Problem statement:
Give only the number of lines that include the string "conj".

— begin Dataset rows —

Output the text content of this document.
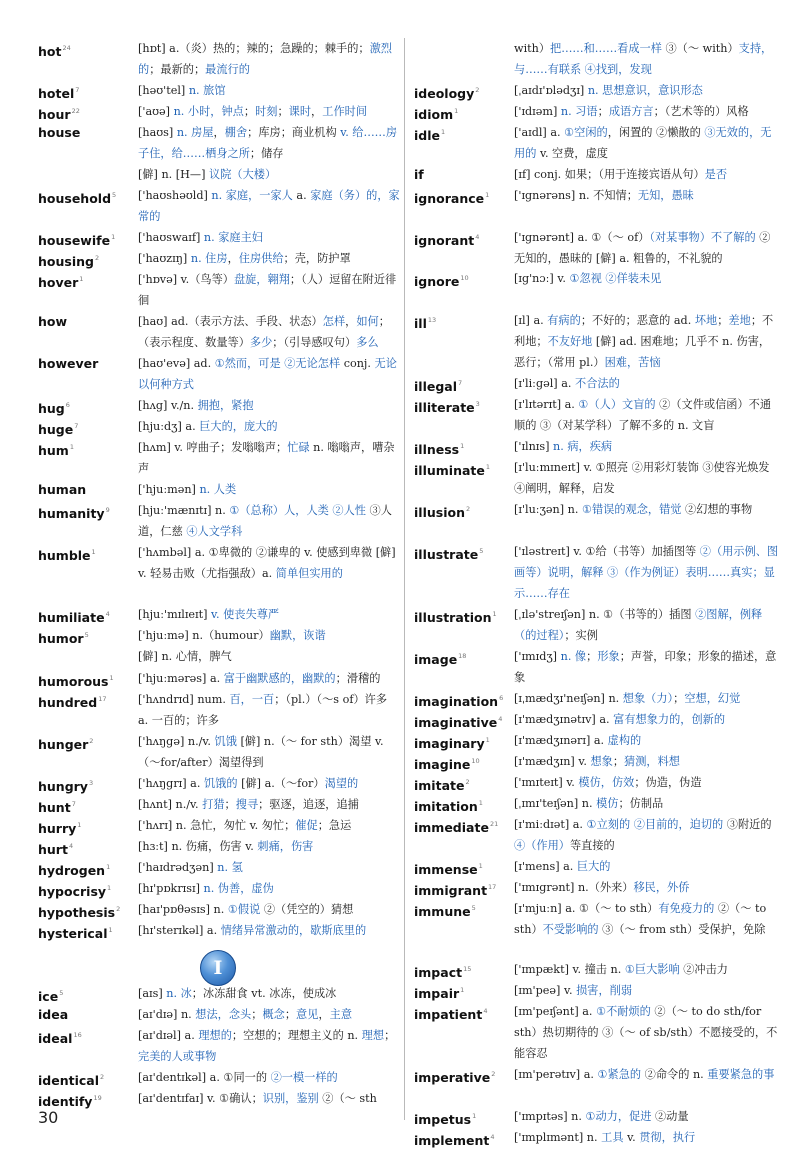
hot$^{24}$	[hɒt] a.（炎）热的；辣的；急躁的；棘手的；激烈的；最新的；最流行的
hotel$^7$	[həʊ'tel] n. 旅馆
hour$^{22}$	['aʊə] n. 小时，钟点；时刻；课时，工作时间
house	[haʊs] n. 房屋，棚舍；库房；商业机构 v. 给……房子住，给……栖身之所；储存
[僻] n. [H—] 议院（大楼）
household$^5$ ['haʊshəʊld] n. 家庭，一家人 a. 家庭（务）的，家常的
housewife$^1$ ['haʊswaɪf] n. 家庭主妇
housing$^2$	['haʊzɪŋ] n. 住房，住房供给；壳，防护罩
hover$^1$	['hɒvə] v.（鸟等）盘旋，翱翔；（人）逗留在附近徘徊
how	[haʊ] ad.（表示方法、手段、状态）怎样，如何；（表示程度、数量等）多少；（引导感叹句）多么
however	[haʊ'evə] ad. ①然而，可是 ②无论怎样 conj. 无论以何种方式
hug$^6$	[hʌg] v./n. 拥抱，紧抱
huge$^7$	[hjuːdʒ] a. 巨大的，庞大的
hum$^1$	[hʌm] v. 哼曲子；发嗡嗡声；忙碌 n. 嗡嗡声，嘈杂声
human	['hjuːmən] n. 人类
humanity$^9$	[hjuː'mænɪtɪ] n. ①（总称）人，人类 ②人性 ③人道，仁慈 ④人文学科
humble$^1$	['hʌmbəl] a. ①卑微的 ②谦卑的 v. 使感到卑微 [僻] v. 轻易击败（尤指强敌）a. 简单但实用的
humiliate$^4$	[hjuː'mɪlɪeɪt] v. 使丧失尊严
humor$^5$	['hjuːmə] n.（humour）幽默，诙谐
[僻] n. 心情，脾气
humorous$^1$ ['hjuːmərəs] a. 富于幽默感的，幽默的；滑稽的
hundred$^{17}$	['hʌndrɪd] num. 百，一百；（pl.）（～s of）许多 a. 一百的；许多
hunger$^2$	['hʌŋgə] n./v. 饥饿 [僻] n.（～ for sth）渴望 v.（～for/after）渴望得到
hungry$^3$	['hʌŋgrɪ] a. 饥饿的 [僻] a.（～for）渴望的
hunt$^7$	[hʌnt] n./v. 打猎；搜寻；驱逐，追逐，追捕
hurry$^1$	['hʌrɪ] n. 急忙，匆忙 v. 匆忙；催促；急运
hurt$^4$	[hɜːt] n. 伤痛，伤害 v. 刺痛，伤害
hydrogen$^1$ ['haɪdrədʒən] n. 氢
hypocrisy$^1$ [hɪ'pɒkrɪsɪ] n. 伪善，虚伪
hypothesis$^2$ [haɪ'pɒθəsɪs] n. ①假说 ②（凭空的）猜想
hysterical$^1$ [hɪ'sterɪkəl] a. 情绪异常激动的，歇斯底里的
ice$^5$	[aɪs] n. 冰；冰冻甜食 vt. 冰冻，使成冰
idea	[aɪ'dɪə] n. 想法，念头；概念；意见，主意
ideal$^{16}$	[aɪ'dɪəl] a. 理想的；空想的；理想主义的 n. 理想；完美的人或事物
identical$^2$	[aɪ'dentɪkəl] a. ①同一的 ②一模一样的
identify$^{19}$	[aɪ'dentɪfaɪ] v. ①确认；识别，鉴别 ②（～ sth
with）把……和……看成一样 ③（～ with）支持，与……有联系 ④找到，发现
ideology$^2$	[ˌaɪdɪ'ɒlədʒɪ] n. 思想意识，意识形态
idiom$^1$	['ɪdɪəm] n. 习语；成语方言；（艺术等的）风格
idle$^1$	['aɪdl] a. ①空闲的，闲置的 ②懒散的 ③无效的，无用的 v. 空费，虚度
if	[ɪf] conj. 如果；（用于连接宾语从句）是否
ignorance$^1$ ['ɪgnərəns] n. 不知情；无知，愚昧
ignorant$^4$	['ɪgnərənt] a. ①（～ of）（对某事物）不了解的 ②无知的，愚昧的 [僻] a. 粗鲁的，不礼貌的
ignore$^{10}$	[ɪg'nɔː] v. ①忽视 ②佯装未见
ill$^{13}$	[ɪl] a. 有病的；不好的；恶意的 ad. 坏地；差地；不利地；不友好地 [僻] ad. 困难地；几乎不 n. 伤害，恶行；（常用 pl.）困难，苦恼
illegal$^7$	[ɪ'liːgəl] a. 不合法的
illiterate$^3$	[ɪ'lɪtərɪt] a. ①（人）文盲的 ②（文件或信函）不通顺的 ③（对某学科）了解不多的 n. 文盲
illness$^1$	['ɪlnɪs] n. 病，疾病
illuminate$^1$ [ɪ'luːmɪneɪt] v. ①照亮 ②用彩灯装饰 ③使容光焕发 ④阐明，解释，启发
illusion$^2$	[ɪ'luːʒən] n. ①错误的观念，错觉 ②幻想的事物
illustrate$^5$	['ɪləstreɪt] v. ①给（书等）加插图等 ②（用示例、图画等）说明，解释 ③（作为例证）表明……真实；显示……存在
illustration$^1$ [ˌɪlə'streɪʃən] n. ①（书等的）插图 ②图解，例释（的过程）；实例
image$^{18}$	['ɪmɪdʒ] n. 像；形象；声誉，印象；形象的描述，意象
imagination$^6$ [ɪˌmædʒɪ'neɪʃən] n. 想象（力）；空想，幻觉
imaginative$^4$ [ɪ'mædʒɪnətɪv] a. 富有想象力的，创新的
imaginary$^1$ [ɪ'mædʒɪnərɪ] a. 虚构的
imagine$^{10}$	[ɪ'mædʒɪn] v. 想象；猜测，料想
imitate$^2$	['ɪmɪteɪt] v. 模仿，仿效；伪造，伪造
imitation$^1$	[ˌɪmɪ'teɪʃən] n. 模仿；仿制品
immediate$^{21}$ [ɪ'miːdɪət] a. ①立刻的 ②目前的，迫切的 ③附近的 ④（作用）等直接的
immense$^1$	[ɪ'mens] a. 巨大的
immigrant$^{17}$ ['ɪmɪgrənt] n.（外来）移民，外侨
immune$^5$	[ɪ'mjuːn] a. ①（～ to sth）有免疫力的 ②（～ to sth）不受影响的 ③（～ from sth）受保护，免除
impact$^{15}$	['ɪmpækt] v. 撞击 n. ①巨大影响 ②冲击力
impair$^1$	[ɪm'peə] v. 损害，削弱
impatient$^4$ [ɪm'peɪʃənt] a. ①不耐烦的 ②（～ to do sth/for sth）热切期待的 ③（～ of sb/sth）不愿接受的，不能容忍
imperative$^2$ [ɪm'perətɪv] a. ①紧急的 ②命令的 n. 重要紧急的事
impetus$^1$	['ɪmpɪtəs] n. ①动力，促进 ②动量
implement$^4$ ['ɪmplɪmənt] n. 工具 v. 贯彻，执行
I
30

— end Dataset rows —

Solution:
2